begin Dataset rows

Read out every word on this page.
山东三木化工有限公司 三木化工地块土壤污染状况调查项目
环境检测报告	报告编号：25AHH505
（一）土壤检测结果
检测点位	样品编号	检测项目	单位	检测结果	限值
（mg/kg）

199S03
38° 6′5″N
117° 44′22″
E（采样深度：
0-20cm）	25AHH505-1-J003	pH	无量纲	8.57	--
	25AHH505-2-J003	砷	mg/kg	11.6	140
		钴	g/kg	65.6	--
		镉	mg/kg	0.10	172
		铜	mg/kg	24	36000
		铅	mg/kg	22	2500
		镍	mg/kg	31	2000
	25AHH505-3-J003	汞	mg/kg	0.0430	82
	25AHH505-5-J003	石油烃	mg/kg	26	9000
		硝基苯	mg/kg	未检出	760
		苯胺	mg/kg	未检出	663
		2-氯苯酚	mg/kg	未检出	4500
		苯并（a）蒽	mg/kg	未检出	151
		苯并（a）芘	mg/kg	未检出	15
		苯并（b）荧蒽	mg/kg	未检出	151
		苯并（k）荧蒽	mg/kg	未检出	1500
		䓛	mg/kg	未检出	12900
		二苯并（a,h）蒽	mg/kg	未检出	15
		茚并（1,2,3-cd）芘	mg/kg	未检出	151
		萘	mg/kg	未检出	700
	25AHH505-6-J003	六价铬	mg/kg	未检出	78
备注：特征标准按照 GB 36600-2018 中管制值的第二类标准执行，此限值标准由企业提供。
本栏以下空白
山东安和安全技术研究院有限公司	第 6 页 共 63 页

end Dataset rows

Set problem
The full set of records should be duplicated exactly.

Task solution
Read out every word on this page.
山东三木化工有限公司 三木化工地块土壤污染状况调查项目
环境检测报告	报告编号：25AHH505
（一）土壤检测结果
检测点位	样品编号	检测项目	单位	检测结果	限值
（mg/kg）

199S03
38° 6′5″N
117° 44′22″
E（采样深度：
0-20cm）	25AHH505-1-J003	pH	无量纲	8.57	--
	25AHH505-2-J003	砷	mg/kg	11.6	140
		钴	g/kg	65.6	--
		镉	mg/kg	0.10	172
		铜	mg/kg	24	36000
		铅	mg/kg	22	2500
		镍	mg/kg	31	2000
	25AHH505-3-J003	汞	mg/kg	0.0430	82
	25AHH505-5-J003	石油烃	mg/kg	26	9000
		硝基苯	mg/kg	未检出	760
		苯胺	mg/kg	未检出	663
		2-氯苯酚	mg/kg	未检出	4500
		苯并（a）蒽	mg/kg	未检出	151
		苯并（a）芘	mg/kg	未检出	15
		苯并（b）荧蒽	mg/kg	未检出	151
		苯并（k）荧蒽	mg/kg	未检出	1500
		䓛	mg/kg	未检出	12900
		二苯并（a,h）蒽	mg/kg	未检出	15
		茚并（1,2,3-cd）芘	mg/kg	未检出	151
		萘	mg/kg	未检出	700
	25AHH505-6-J003	六价铬	mg/kg	未检出	78
备注：特征标准按照 GB 36600-2018 中管制值的第二类标准执行，此限值标准由企业提供。
本栏以下空白
山东安和安全技术研究院有限公司	第 6 页 共 63 页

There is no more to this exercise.